* [Data for analysis]
· · ·
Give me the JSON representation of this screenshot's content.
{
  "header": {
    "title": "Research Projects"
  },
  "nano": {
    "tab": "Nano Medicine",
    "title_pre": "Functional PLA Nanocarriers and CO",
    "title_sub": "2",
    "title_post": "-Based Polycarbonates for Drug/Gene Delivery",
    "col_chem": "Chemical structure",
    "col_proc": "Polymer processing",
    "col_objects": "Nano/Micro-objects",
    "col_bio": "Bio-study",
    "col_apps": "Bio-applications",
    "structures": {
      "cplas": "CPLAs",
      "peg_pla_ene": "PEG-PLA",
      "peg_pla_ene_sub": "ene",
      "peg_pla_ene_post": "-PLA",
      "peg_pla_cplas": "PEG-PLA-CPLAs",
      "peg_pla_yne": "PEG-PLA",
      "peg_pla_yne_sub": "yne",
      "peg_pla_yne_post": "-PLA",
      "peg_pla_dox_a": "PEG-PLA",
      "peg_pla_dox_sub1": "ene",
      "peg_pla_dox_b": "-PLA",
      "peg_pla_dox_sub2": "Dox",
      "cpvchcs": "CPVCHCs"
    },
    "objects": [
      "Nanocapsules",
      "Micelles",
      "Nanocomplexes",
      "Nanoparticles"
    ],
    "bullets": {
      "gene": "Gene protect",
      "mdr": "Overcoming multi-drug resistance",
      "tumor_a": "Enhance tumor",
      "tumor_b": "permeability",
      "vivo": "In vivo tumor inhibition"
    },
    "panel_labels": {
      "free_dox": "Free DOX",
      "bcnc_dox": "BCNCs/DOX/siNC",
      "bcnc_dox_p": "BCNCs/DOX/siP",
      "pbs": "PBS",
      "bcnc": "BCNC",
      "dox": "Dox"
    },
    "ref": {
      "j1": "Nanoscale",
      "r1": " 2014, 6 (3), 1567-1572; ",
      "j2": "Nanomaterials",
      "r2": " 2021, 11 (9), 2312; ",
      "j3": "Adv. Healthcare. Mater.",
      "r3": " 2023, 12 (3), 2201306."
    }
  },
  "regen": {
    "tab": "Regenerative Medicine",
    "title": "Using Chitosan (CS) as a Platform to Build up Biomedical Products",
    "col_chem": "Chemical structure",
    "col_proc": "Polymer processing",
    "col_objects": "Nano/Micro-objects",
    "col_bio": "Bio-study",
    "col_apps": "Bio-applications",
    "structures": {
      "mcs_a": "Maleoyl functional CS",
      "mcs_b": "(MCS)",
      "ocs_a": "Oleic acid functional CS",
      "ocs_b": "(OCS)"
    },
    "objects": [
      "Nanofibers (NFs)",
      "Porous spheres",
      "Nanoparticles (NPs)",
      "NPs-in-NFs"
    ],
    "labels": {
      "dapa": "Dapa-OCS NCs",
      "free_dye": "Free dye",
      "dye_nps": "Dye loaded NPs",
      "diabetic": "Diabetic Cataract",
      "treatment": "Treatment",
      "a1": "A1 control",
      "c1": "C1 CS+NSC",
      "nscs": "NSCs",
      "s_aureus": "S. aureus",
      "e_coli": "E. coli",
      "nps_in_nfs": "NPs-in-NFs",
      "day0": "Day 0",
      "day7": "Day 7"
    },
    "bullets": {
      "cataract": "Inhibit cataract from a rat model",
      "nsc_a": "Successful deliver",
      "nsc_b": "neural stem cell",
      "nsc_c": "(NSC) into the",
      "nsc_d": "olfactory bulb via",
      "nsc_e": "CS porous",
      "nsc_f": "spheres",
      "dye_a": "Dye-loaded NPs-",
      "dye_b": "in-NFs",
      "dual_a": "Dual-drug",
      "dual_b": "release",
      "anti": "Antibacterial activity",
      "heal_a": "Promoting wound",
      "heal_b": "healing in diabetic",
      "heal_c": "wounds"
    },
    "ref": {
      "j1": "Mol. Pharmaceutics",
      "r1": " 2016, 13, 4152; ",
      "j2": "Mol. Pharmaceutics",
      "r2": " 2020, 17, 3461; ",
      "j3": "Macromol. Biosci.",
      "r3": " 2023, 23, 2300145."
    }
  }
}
· · ·
* [Your assignment] Copy out every line from the data above in which the word "CPLAs" occurs.

* [Answer space]
      "cplas": "CPLAs",
      "peg_pla_cplas": "PEG-PLA-CPLAs",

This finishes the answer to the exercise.